**Given task:** Output the material word for word. Leave each picture out.

**Records for this exercise:**
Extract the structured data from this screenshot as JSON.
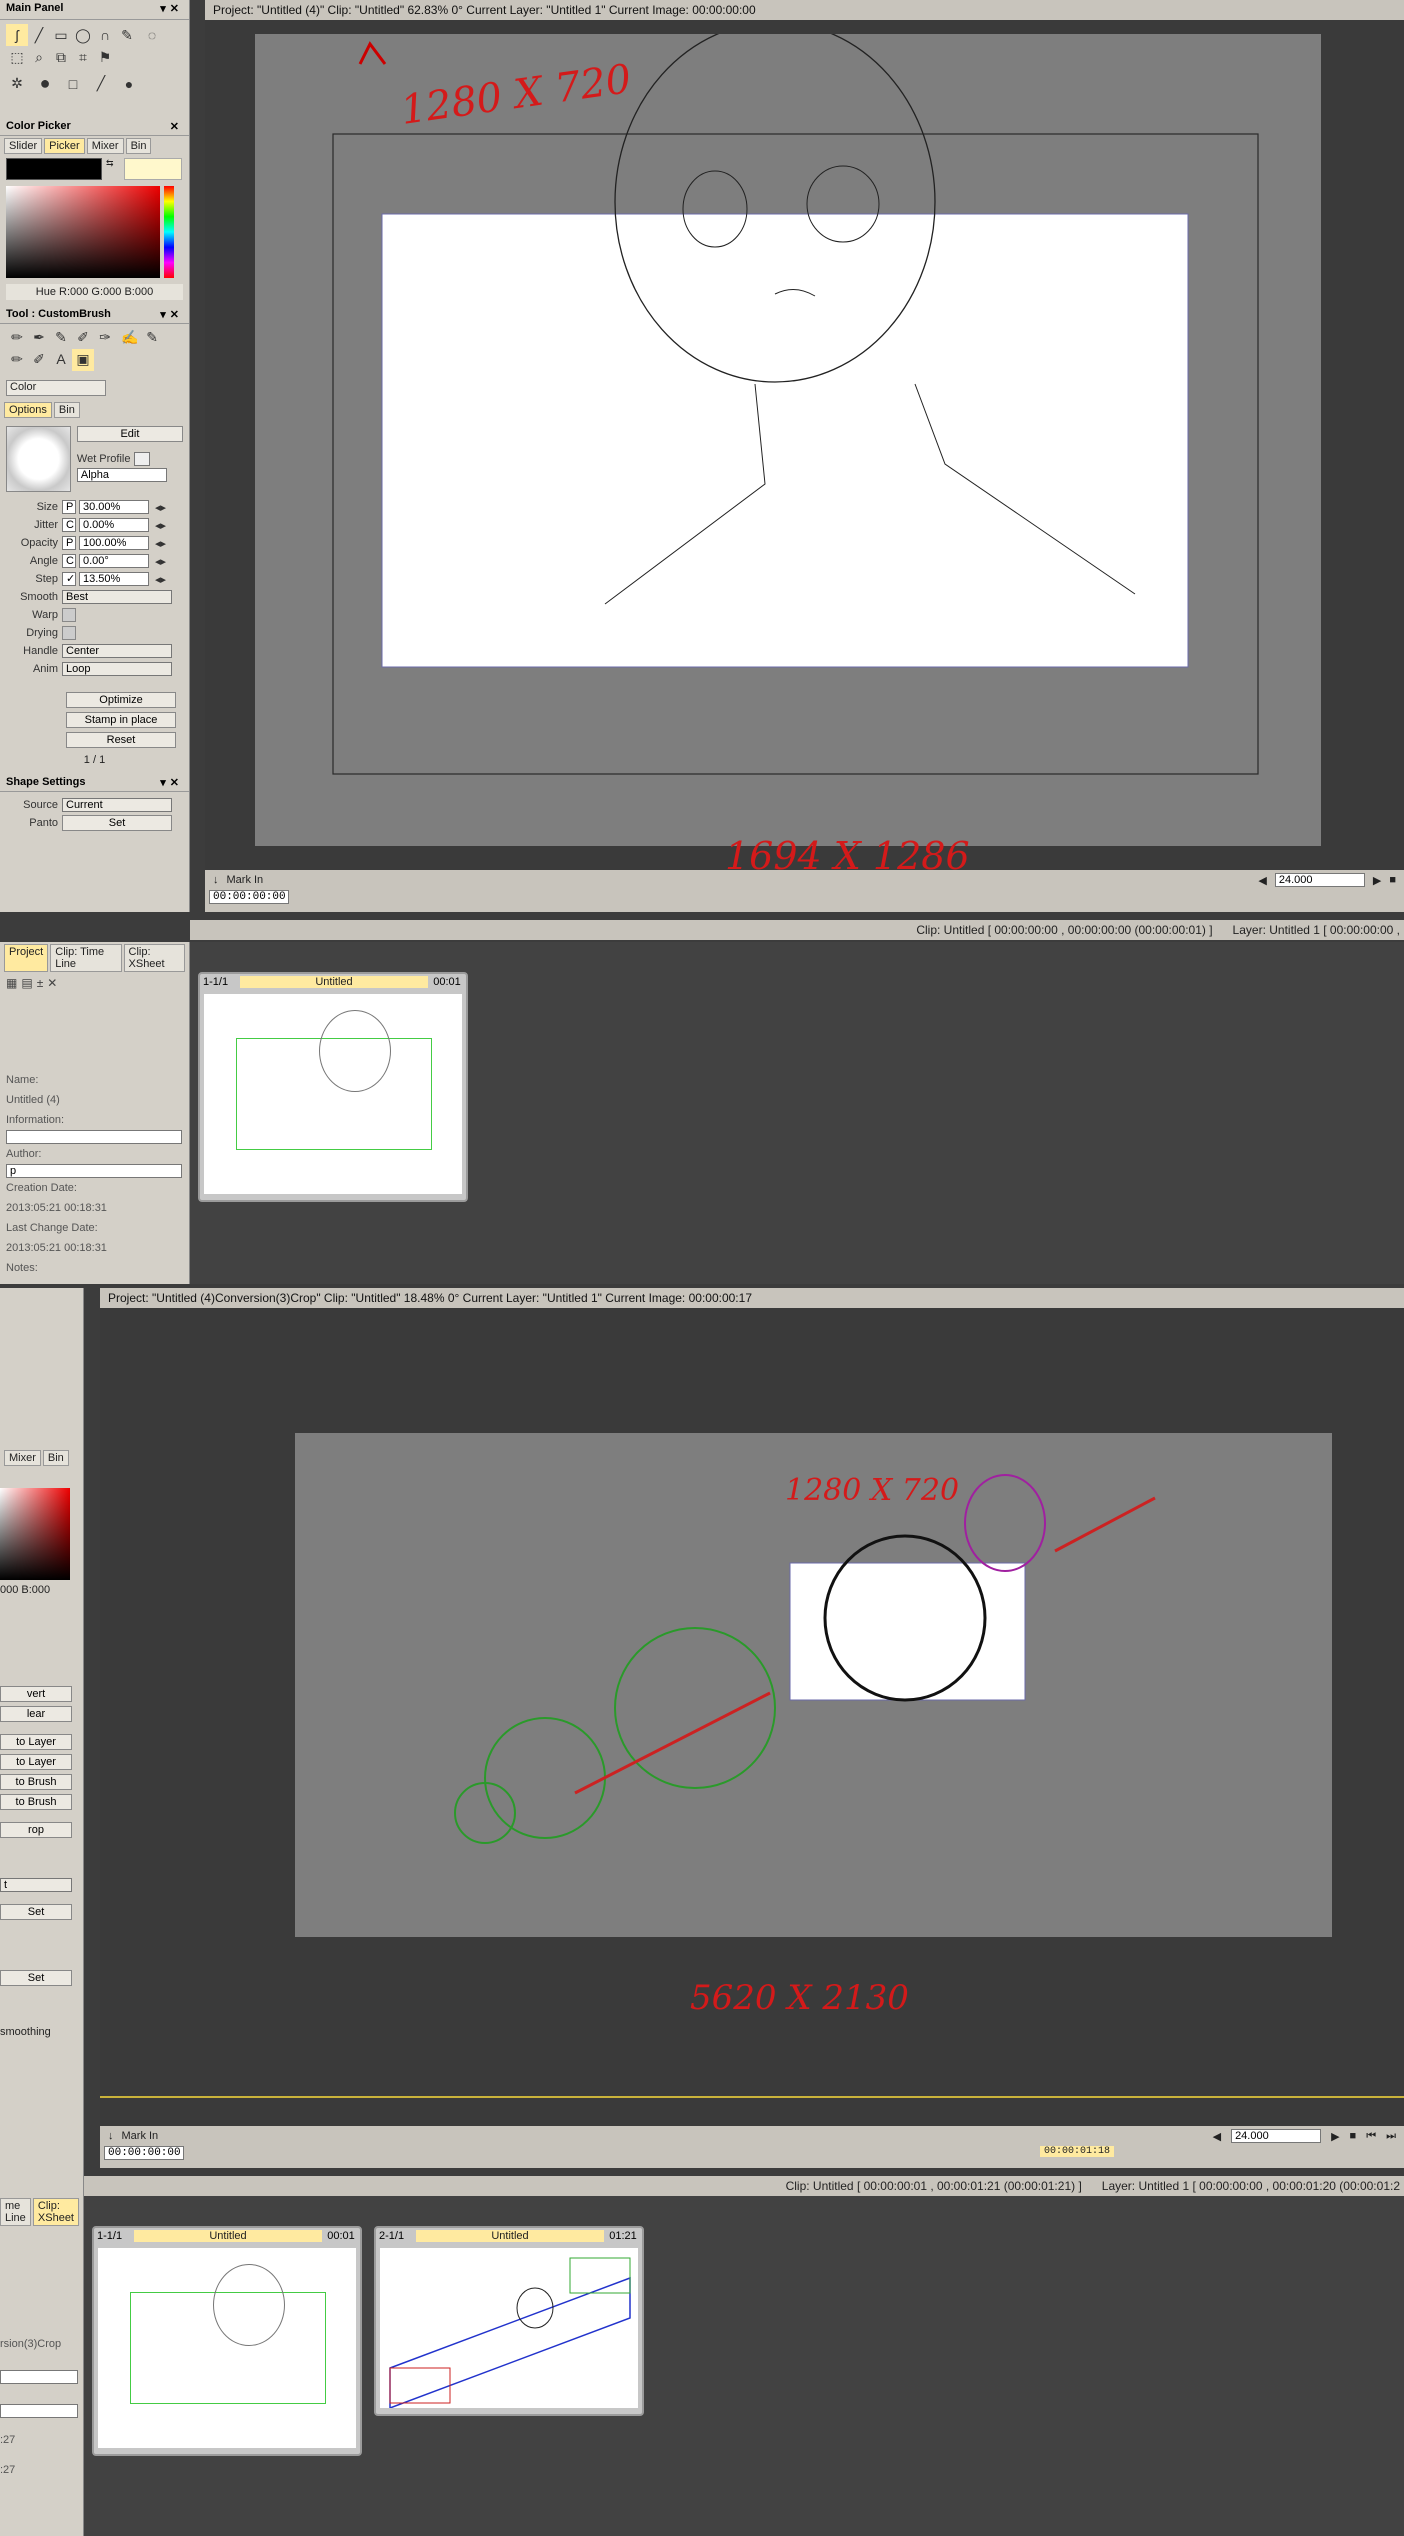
{
  "main_panel": {
    "title": "Main Panel"
  },
  "color_picker": {
    "title": "Color Picker",
    "tabs": [
      "Slider",
      "Picker",
      "Mixer",
      "Bin"
    ],
    "hsb": "Hue R:000 G:000 B:000"
  },
  "tool": {
    "title": "Tool : CustomBrush",
    "mode": "Color",
    "tabs": [
      "Options",
      "Bin"
    ],
    "edit": "Edit",
    "wet_profile": "Wet Profile",
    "alpha": "Alpha",
    "params": [
      {
        "label": "Size",
        "flag": "P",
        "value": "30.00%"
      },
      {
        "label": "Jitter",
        "flag": "C",
        "value": "0.00%"
      },
      {
        "label": "Opacity",
        "flag": "P",
        "value": "100.00%"
      },
      {
        "label": "Angle",
        "flag": "C",
        "value": "0.00°"
      },
      {
        "label": "Step",
        "flag": "✓",
        "value": "13.50%"
      }
    ],
    "smooth_label": "Smooth",
    "smooth": "Best",
    "warp": "Warp",
    "drying": "Drying",
    "handle_label": "Handle",
    "handle": "Center",
    "anim_label": "Anim",
    "anim": "Loop",
    "optimize": "Optimize",
    "stamp": "Stamp in place",
    "reset": "Reset",
    "page": "1 / 1"
  },
  "shape_settings": {
    "title": "Shape Settings",
    "source_label": "Source",
    "source": "Current",
    "panto_label": "Panto",
    "set": "Set"
  },
  "viewer1": {
    "status": "Project: \"Untitled (4)\"  Clip: \"Untitled\"   62.83%   0°  Current Layer: \"Untitled 1\"  Current Image: 00:00:00:00",
    "mark_in": "Mark In",
    "timecode": "00:00:00:00",
    "fps": "24.000",
    "note_top": "1280 X 720",
    "note_bottom": "1694 X 1286"
  },
  "clip_bar1": {
    "clip": "Clip: Untitled [ 00:00:00:00 , 00:00:00:00  (00:00:00:01) ]",
    "layer": "Layer: Untitled 1 [ 00:00:00:00 ,"
  },
  "project1": {
    "tabs": [
      "Project",
      "Clip: Time Line",
      "Clip: XSheet"
    ],
    "name_label": "Name:",
    "name": "Untitled (4)",
    "info_label": "Information:",
    "author_label": "Author:",
    "author": "p",
    "created_label": "Creation Date:",
    "created": "2013:05:21 00:18:31",
    "changed_label": "Last Change Date:",
    "changed": "2013:05:21 00:18:31",
    "notes_label": "Notes:",
    "card": {
      "num": "1-1/1",
      "title": "Untitled",
      "dur": "00:01"
    }
  },
  "viewer2": {
    "status": "Project: \"Untitled (4)Conversion(3)Crop\"  Clip: \"Untitled\"   18.48%   0°  Current Layer: \"Untitled 1\"  Current Image: 00:00:00:17",
    "mark_in": "Mark In",
    "timecode": "00:00:00:00",
    "fps": "24.000",
    "note_top": "1280 X 720",
    "note_bottom": "5620 X 2130",
    "playhead": "00:00:01:18"
  },
  "left2": {
    "tabs": [
      "Mixer",
      "Bin"
    ],
    "hsb": "000 B:000",
    "buttons": [
      "vert",
      "lear",
      "to Layer",
      "to Layer",
      "to Brush",
      "to Brush",
      "rop"
    ],
    "set1": "Set",
    "set2": "Set",
    "smoothing": "smoothing",
    "mode": "t"
  },
  "clip_bar2": {
    "clip": "Clip: Untitled [ 00:00:00:01 , 00:00:01:21  (00:00:01:21) ]",
    "layer": "Layer: Untitled 1 [ 00:00:00:00 , 00:00:01:20  (00:00:01:2"
  },
  "project2": {
    "tabs": [
      "me Line",
      "Clip: XSheet"
    ],
    "name": "rsion(3)Crop",
    "d1": ":27",
    "d2": ":27",
    "cards": [
      {
        "num": "1-1/1",
        "title": "Untitled",
        "dur": "00:01"
      },
      {
        "num": "2-1/1",
        "title": "Untitled",
        "dur": "01:21"
      }
    ]
  }
}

**Task solution:**
Extract the structured data from this screenshot as JSON.
{
  "main_panel": {
    "title": "Main Panel"
  },
  "color_picker": {
    "title": "Color Picker",
    "tabs": [
      "Slider",
      "Picker",
      "Mixer",
      "Bin"
    ],
    "hsb": "Hue R:000 G:000 B:000"
  },
  "tool": {
    "title": "Tool : CustomBrush",
    "mode": "Color",
    "tabs": [
      "Options",
      "Bin"
    ],
    "edit": "Edit",
    "wet_profile": "Wet Profile",
    "alpha": "Alpha",
    "params": [
      {
        "label": "Size",
        "flag": "P",
        "value": "30.00%"
      },
      {
        "label": "Jitter",
        "flag": "C",
        "value": "0.00%"
      },
      {
        "label": "Opacity",
        "flag": "P",
        "value": "100.00%"
      },
      {
        "label": "Angle",
        "flag": "C",
        "value": "0.00°"
      },
      {
        "label": "Step",
        "flag": "✓",
        "value": "13.50%"
      }
    ],
    "smooth_label": "Smooth",
    "smooth": "Best",
    "warp": "Warp",
    "drying": "Drying",
    "handle_label": "Handle",
    "handle": "Center",
    "anim_label": "Anim",
    "anim": "Loop",
    "optimize": "Optimize",
    "stamp": "Stamp in place",
    "reset": "Reset",
    "page": "1 / 1"
  },
  "shape_settings": {
    "title": "Shape Settings",
    "source_label": "Source",
    "source": "Current",
    "panto_label": "Panto",
    "set": "Set"
  },
  "viewer1": {
    "status": "Project: \"Untitled (4)\"  Clip: \"Untitled\"   62.83%   0°  Current Layer: \"Untitled 1\"  Current Image: 00:00:00:00",
    "mark_in": "Mark In",
    "timecode": "00:00:00:00",
    "fps": "24.000",
    "note_top": "1280 X 720",
    "note_bottom": "1694 X 1286"
  },
  "clip_bar1": {
    "clip": "Clip: Untitled [ 00:00:00:00 , 00:00:00:00  (00:00:00:01) ]",
    "layer": "Layer: Untitled 1 [ 00:00:00:00 ,"
  },
  "project1": {
    "tabs": [
      "Project",
      "Clip: Time Line",
      "Clip: XSheet"
    ],
    "name_label": "Name:",
    "name": "Untitled (4)",
    "info_label": "Information:",
    "author_label": "Author:",
    "author": "p",
    "created_label": "Creation Date:",
    "created": "2013:05:21 00:18:31",
    "changed_label": "Last Change Date:",
    "changed": "2013:05:21 00:18:31",
    "notes_label": "Notes:",
    "card": {
      "num": "1-1/1",
      "title": "Untitled",
      "dur": "00:01"
    }
  },
  "viewer2": {
    "status": "Project: \"Untitled (4)Conversion(3)Crop\"  Clip: \"Untitled\"   18.48%   0°  Current Layer: \"Untitled 1\"  Current Image: 00:00:00:17",
    "mark_in": "Mark In",
    "timecode": "00:00:00:00",
    "fps": "24.000",
    "note_top": "1280 X 720",
    "note_bottom": "5620 X 2130",
    "playhead": "00:00:01:18"
  },
  "left2": {
    "tabs": [
      "Mixer",
      "Bin"
    ],
    "hsb": "000 B:000",
    "buttons": [
      "vert",
      "lear",
      "to Layer",
      "to Layer",
      "to Brush",
      "to Brush",
      "rop"
    ],
    "set1": "Set",
    "set2": "Set",
    "smoothing": "smoothing",
    "mode": "t"
  },
  "clip_bar2": {
    "clip": "Clip: Untitled [ 00:00:00:01 , 00:00:01:21  (00:00:01:21) ]",
    "layer": "Layer: Untitled 1 [ 00:00:00:00 , 00:00:01:20  (00:00:01:2"
  },
  "project2": {
    "tabs": [
      "me Line",
      "Clip: XSheet"
    ],
    "name": "rsion(3)Crop",
    "d1": ":27",
    "d2": ":27",
    "cards": [
      {
        "num": "1-1/1",
        "title": "Untitled",
        "dur": "00:01"
      },
      {
        "num": "2-1/1",
        "title": "Untitled",
        "dur": "01:21"
      }
    ]
  }
}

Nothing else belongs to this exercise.